YOUR TASK: From the line that includes "Transcribe this image's" to the last line of the records, inclusive, repeat each line exactly.

Records from a dataset
"""
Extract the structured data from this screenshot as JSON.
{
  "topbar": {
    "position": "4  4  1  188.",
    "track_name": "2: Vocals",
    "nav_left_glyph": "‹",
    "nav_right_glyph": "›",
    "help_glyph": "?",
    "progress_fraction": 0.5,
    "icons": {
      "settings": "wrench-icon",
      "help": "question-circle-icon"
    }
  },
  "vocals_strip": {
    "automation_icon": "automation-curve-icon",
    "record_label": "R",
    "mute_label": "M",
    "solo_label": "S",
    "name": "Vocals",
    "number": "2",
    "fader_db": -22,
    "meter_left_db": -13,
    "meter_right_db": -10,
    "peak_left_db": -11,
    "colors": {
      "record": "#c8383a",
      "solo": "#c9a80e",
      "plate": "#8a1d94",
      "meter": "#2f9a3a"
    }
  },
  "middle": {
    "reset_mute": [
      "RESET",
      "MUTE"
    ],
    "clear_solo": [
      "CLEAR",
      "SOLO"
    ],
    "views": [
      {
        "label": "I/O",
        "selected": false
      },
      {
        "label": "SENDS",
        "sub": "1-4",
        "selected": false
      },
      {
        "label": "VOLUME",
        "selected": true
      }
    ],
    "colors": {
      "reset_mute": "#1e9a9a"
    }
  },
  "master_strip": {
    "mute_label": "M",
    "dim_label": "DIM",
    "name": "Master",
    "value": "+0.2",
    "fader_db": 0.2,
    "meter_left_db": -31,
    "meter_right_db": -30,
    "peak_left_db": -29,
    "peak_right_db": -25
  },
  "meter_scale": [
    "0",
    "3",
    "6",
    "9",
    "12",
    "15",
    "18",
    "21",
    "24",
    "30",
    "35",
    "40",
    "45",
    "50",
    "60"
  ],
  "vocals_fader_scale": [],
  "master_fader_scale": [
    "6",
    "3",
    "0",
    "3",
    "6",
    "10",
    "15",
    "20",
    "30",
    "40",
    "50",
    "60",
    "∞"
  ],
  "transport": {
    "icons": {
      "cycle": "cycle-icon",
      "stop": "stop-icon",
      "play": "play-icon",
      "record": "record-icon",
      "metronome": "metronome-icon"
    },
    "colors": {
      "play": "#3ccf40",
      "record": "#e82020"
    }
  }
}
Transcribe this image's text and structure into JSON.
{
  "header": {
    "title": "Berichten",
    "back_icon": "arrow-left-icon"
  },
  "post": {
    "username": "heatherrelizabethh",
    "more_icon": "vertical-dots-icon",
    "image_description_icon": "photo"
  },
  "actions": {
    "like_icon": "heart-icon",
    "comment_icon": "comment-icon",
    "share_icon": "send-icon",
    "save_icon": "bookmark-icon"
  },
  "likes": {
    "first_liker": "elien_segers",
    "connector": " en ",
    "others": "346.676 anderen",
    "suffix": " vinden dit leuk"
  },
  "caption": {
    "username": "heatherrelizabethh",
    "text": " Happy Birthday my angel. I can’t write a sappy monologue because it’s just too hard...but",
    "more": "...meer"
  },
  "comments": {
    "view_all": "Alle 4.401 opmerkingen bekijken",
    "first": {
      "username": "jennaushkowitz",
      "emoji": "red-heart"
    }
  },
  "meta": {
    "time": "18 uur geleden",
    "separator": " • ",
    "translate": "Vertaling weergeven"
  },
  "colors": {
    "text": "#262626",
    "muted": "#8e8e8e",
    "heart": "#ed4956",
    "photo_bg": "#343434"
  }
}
"""
SOLUTION:
Transcribe this image's text and structure into JSON.
{
  "header": {
    "title": "Berichten",
    "back_icon": "arrow-left-icon"
  },
  "post": {
    "username": "heatherrelizabethh",
    "more_icon": "vertical-dots-icon",
    "image_description_icon": "photo"
  },
  "actions": {
    "like_icon": "heart-icon",
    "comment_icon": "comment-icon",
    "share_icon": "send-icon",
    "save_icon": "bookmark-icon"
  },
  "likes": {
    "first_liker": "elien_segers",
    "connector": " en ",
    "others": "346.676 anderen",
    "suffix": " vinden dit leuk"
  },
  "caption": {
    "username": "heatherrelizabethh",
    "text": " Happy Birthday my angel. I can’t write a sappy monologue because it’s just too hard...but",
    "more": "...meer"
  },
  "comments": {
    "view_all": "Alle 4.401 opmerkingen bekijken",
    "first": {
      "username": "jennaushkowitz",
      "emoji": "red-heart"
    }
  },
  "meta": {
    "time": "18 uur geleden",
    "separator": " • ",
    "translate": "Vertaling weergeven"
  },
  "colors": {
    "text": "#262626",
    "muted": "#8e8e8e",
    "heart": "#ed4956",
    "photo_bg": "#343434"
  }
}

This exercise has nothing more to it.